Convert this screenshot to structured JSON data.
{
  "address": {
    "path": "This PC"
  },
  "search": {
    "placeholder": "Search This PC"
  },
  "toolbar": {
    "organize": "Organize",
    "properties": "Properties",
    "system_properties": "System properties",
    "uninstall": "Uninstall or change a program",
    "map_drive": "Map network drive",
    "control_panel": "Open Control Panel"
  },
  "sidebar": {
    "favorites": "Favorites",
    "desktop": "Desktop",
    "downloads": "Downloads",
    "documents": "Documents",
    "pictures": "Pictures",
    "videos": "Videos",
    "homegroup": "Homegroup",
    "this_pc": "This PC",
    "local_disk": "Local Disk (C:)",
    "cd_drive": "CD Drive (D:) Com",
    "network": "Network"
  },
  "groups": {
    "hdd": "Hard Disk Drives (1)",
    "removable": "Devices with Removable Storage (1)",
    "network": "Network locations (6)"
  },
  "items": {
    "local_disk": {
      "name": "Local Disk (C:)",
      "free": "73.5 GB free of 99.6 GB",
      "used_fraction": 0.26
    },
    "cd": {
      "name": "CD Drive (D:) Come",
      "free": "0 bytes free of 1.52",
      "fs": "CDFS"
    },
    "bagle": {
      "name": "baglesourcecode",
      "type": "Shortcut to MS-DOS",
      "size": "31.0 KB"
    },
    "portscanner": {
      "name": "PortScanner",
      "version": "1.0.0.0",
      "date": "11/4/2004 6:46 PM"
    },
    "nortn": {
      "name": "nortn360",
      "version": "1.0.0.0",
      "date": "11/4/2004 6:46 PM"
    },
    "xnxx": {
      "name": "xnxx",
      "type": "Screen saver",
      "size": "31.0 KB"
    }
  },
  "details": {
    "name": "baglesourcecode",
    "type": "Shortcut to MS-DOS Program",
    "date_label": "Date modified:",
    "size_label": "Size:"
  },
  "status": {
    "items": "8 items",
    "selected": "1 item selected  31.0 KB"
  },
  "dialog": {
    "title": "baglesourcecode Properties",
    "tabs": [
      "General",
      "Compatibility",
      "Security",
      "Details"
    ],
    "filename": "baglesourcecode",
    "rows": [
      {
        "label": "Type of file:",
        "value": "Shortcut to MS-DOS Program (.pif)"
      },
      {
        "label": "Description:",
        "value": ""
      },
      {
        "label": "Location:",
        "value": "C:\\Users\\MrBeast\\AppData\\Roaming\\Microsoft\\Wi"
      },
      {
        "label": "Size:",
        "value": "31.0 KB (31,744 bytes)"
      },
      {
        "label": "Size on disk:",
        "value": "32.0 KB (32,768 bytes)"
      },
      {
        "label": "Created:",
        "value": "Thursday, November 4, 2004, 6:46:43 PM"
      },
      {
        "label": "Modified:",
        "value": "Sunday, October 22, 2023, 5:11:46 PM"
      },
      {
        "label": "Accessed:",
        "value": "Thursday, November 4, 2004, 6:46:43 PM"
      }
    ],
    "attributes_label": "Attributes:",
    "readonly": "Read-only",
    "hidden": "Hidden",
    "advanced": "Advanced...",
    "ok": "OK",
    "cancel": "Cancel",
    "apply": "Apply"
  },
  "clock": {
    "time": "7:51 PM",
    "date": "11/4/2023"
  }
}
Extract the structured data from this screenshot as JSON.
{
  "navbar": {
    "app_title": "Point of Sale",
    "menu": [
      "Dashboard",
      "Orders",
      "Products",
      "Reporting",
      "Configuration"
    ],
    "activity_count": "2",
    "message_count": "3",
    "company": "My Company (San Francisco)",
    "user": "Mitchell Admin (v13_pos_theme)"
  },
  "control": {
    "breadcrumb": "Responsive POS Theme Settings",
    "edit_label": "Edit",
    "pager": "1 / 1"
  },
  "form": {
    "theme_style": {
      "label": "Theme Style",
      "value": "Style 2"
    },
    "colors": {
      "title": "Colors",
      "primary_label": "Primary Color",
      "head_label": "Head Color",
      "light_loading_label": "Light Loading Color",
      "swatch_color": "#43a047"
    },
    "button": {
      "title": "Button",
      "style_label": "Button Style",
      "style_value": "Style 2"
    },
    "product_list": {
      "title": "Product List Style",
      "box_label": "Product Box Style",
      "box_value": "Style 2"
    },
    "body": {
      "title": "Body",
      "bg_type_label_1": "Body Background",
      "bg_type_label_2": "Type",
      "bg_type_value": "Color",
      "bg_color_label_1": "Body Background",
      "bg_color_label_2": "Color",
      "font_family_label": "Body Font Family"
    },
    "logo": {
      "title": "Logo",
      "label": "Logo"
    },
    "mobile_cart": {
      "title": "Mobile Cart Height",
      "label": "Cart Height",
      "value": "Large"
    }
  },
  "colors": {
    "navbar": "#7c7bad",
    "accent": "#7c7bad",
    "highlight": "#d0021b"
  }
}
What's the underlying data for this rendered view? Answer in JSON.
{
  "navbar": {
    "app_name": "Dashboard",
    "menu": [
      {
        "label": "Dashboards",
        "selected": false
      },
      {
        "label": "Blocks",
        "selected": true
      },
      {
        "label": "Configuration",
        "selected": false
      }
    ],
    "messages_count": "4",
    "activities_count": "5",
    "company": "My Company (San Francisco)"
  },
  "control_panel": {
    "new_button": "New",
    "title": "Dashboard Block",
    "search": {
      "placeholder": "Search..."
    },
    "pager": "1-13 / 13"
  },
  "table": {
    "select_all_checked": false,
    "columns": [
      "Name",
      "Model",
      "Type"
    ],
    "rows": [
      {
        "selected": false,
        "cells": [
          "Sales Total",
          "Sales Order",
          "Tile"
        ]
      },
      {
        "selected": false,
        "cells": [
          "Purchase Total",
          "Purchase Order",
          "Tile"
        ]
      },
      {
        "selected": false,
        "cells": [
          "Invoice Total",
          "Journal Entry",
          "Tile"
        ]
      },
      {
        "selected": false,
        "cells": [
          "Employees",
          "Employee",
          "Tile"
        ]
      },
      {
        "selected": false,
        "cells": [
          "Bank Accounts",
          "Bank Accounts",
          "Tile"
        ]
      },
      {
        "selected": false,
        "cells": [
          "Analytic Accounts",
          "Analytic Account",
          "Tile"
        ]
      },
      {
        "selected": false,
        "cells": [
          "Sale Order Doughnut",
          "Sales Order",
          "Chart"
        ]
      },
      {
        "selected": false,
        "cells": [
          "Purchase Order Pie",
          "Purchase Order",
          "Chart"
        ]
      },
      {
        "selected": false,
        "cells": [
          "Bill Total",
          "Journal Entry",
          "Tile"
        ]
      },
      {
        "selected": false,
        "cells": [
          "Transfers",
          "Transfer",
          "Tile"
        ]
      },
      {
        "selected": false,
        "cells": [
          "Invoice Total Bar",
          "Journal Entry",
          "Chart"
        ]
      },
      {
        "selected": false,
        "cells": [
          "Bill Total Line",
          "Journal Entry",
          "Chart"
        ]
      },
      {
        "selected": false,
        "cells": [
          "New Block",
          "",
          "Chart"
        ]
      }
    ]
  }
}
▬▬▬▬▬▬
Task objective » Quote all of the entries verbatim.

Output of the task »
Convert this screenshot to structured JSON data.
{
  "address": {
    "path": "This PC"
  },
  "search": {
    "placeholder": "Search This PC"
  },
  "toolbar": {
    "organize": "Organize",
    "properties": "Properties",
    "system_properties": "System properties",
    "uninstall": "Uninstall or change a program",
    "map_drive": "Map network drive",
    "control_panel": "Open Control Panel"
  },
  "sidebar": {
    "favorites": "Favorites",
    "desktop": "Desktop",
    "downloads": "Downloads",
    "documents": "Documents",
    "pictures": "Pictures",
    "videos": "Videos",
    "homegroup": "Homegroup",
    "this_pc": "This PC",
    "local_disk": "Local Disk (C:)",
    "cd_drive": "CD Drive (D:) Com",
    "network": "Network"
  },
  "groups": {
    "hdd": "Hard Disk Drives (1)",
    "removable": "Devices with Removable Storage (1)",
    "network": "Network locations (6)"
  },
  "items": {
    "local_disk": {
      "name": "Local Disk (C:)",
      "free": "73.5 GB free of 99.6 GB",
      "used_fraction": 0.26
    },
    "cd": {
      "name": "CD Drive (D:) Come",
      "free": "0 bytes free of 1.52",
      "fs": "CDFS"
    },
    "bagle": {
      "name": "baglesourcecode",
      "type": "Shortcut to MS-DOS",
      "size": "31.0 KB"
    },
    "portscanner": {
      "name": "PortScanner",
      "version": "1.0.0.0",
      "date": "11/4/2004 6:46 PM"
    },
    "nortn": {
      "name": "nortn360",
      "version": "1.0.0.0",
      "date": "11/4/2004 6:46 PM"
    },
    "xnxx": {
      "name": "xnxx",
      "type": "Screen saver",
      "size": "31.0 KB"
    }
  },
  "details": {
    "name": "baglesourcecode",
    "type": "Shortcut to MS-DOS Program",
    "date_label": "Date modified:",
    "size_label": "Size:"
  },
  "status": {
    "items": "8 items",
    "selected": "1 item selected  31.0 KB"
  },
  "dialog": {
    "title": "baglesourcecode Properties",
    "tabs": [
      "General",
      "Compatibility",
      "Security",
      "Details"
    ],
    "filename": "baglesourcecode",
    "rows": [
      {
        "label": "Type of file:",
        "value": "Shortcut to MS-DOS Program (.pif)"
      },
      {
        "label": "Description:",
        "value": ""
      },
      {
        "label": "Location:",
        "value": "C:\\Users\\MrBeast\\AppData\\Roaming\\Microsoft\\Wi"
      },
      {
        "label": "Size:",
        "value": "31.0 KB (31,744 bytes)"
      },
      {
        "label": "Size on disk:",
        "value": "32.0 KB (32,768 bytes)"
      },
      {
        "label": "Created:",
        "value": "Thursday, November 4, 2004, 6:46:43 PM"
      },
      {
        "label": "Modified:",
        "value": "Sunday, October 22, 2023, 5:11:46 PM"
      },
      {
        "label": "Accessed:",
        "value": "Thursday, November 4, 2004, 6:46:43 PM"
      }
    ],
    "attributes_label": "Attributes:",
    "readonly": "Read-only",
    "hidden": "Hidden",
    "advanced": "Advanced...",
    "ok": "OK",
    "cancel": "Cancel",
    "apply": "Apply"
  },
  "clock": {
    "time": "7:51 PM",
    "date": "11/4/2023"
  }
}
Extract the structured data from this screenshot as JSON.
{
  "navbar": {
    "app_title": "Point of Sale",
    "menu": [
      "Dashboard",
      "Orders",
      "Products",
      "Reporting",
      "Configuration"
    ],
    "activity_count": "2",
    "message_count": "3",
    "company": "My Company (San Francisco)",
    "user": "Mitchell Admin (v13_pos_theme)"
  },
  "control": {
    "breadcrumb": "Responsive POS Theme Settings",
    "edit_label": "Edit",
    "pager": "1 / 1"
  },
  "form": {
    "theme_style": {
      "label": "Theme Style",
      "value": "Style 2"
    },
    "colors": {
      "title": "Colors",
      "primary_label": "Primary Color",
      "head_label": "Head Color",
      "light_loading_label": "Light Loading Color",
      "swatch_color": "#43a047"
    },
    "button": {
      "title": "Button",
      "style_label": "Button Style",
      "style_value": "Style 2"
    },
    "product_list": {
      "title": "Product List Style",
      "box_label": "Product Box Style",
      "box_value": "Style 2"
    },
    "body": {
      "title": "Body",
      "bg_type_label_1": "Body Background",
      "bg_type_label_2": "Type",
      "bg_type_value": "Color",
      "bg_color_label_1": "Body Background",
      "bg_color_label_2": "Color",
      "font_family_label": "Body Font Family"
    },
    "logo": {
      "title": "Logo",
      "label": "Logo"
    },
    "mobile_cart": {
      "title": "Mobile Cart Height",
      "label": "Cart Height",
      "value": "Large"
    }
  },
  "colors": {
    "navbar": "#7c7bad",
    "accent": "#7c7bad",
    "highlight": "#d0021b"
  }
}
What's the underlying data for this rendered view? Answer in JSON.
{
  "navbar": {
    "app_name": "Dashboard",
    "menu": [
      {
        "label": "Dashboards",
        "selected": false
      },
      {
        "label": "Blocks",
        "selected": true
      },
      {
        "label": "Configuration",
        "selected": false
      }
    ],
    "messages_count": "4",
    "activities_count": "5",
    "company": "My Company (San Francisco)"
  },
  "control_panel": {
    "new_button": "New",
    "title": "Dashboard Block",
    "search": {
      "placeholder": "Search..."
    },
    "pager": "1-13 / 13"
  },
  "table": {
    "select_all_checked": false,
    "columns": [
      "Name",
      "Model",
      "Type"
    ],
    "rows": [
      {
        "selected": false,
        "cells": [
          "Sales Total",
          "Sales Order",
          "Tile"
        ]
      },
      {
        "selected": false,
        "cells": [
          "Purchase Total",
          "Purchase Order",
          "Tile"
        ]
      },
      {
        "selected": false,
        "cells": [
          "Invoice Total",
          "Journal Entry",
          "Tile"
        ]
      },
      {
        "selected": false,
        "cells": [
          "Employees",
          "Employee",
          "Tile"
        ]
      },
      {
        "selected": false,
        "cells": [
          "Bank Accounts",
          "Bank Accounts",
          "Tile"
        ]
      },
      {
        "selected": false,
        "cells": [
          "Analytic Accounts",
          "Analytic Account",
          "Tile"
        ]
      },
      {
        "selected": false,
        "cells": [
          "Sale Order Doughnut",
          "Sales Order",
          "Chart"
        ]
      },
      {
        "selected": false,
        "cells": [
          "Purchase Order Pie",
          "Purchase Order",
          "Chart"
        ]
      },
      {
        "selected": false,
        "cells": [
          "Bill Total",
          "Journal Entry",
          "Tile"
        ]
      },
      {
        "selected": false,
        "cells": [
          "Transfers",
          "Transfer",
          "Tile"
        ]
      },
      {
        "selected": false,
        "cells": [
          "Invoice Total Bar",
          "Journal Entry",
          "Chart"
        ]
      },
      {
        "selected": false,
        "cells": [
          "Bill Total Line",
          "Journal Entry",
          "Chart"
        ]
      },
      {
        "selected": false,
        "cells": [
          "New Block",
          "",
          "Chart"
        ]
      }
    ]
  }
}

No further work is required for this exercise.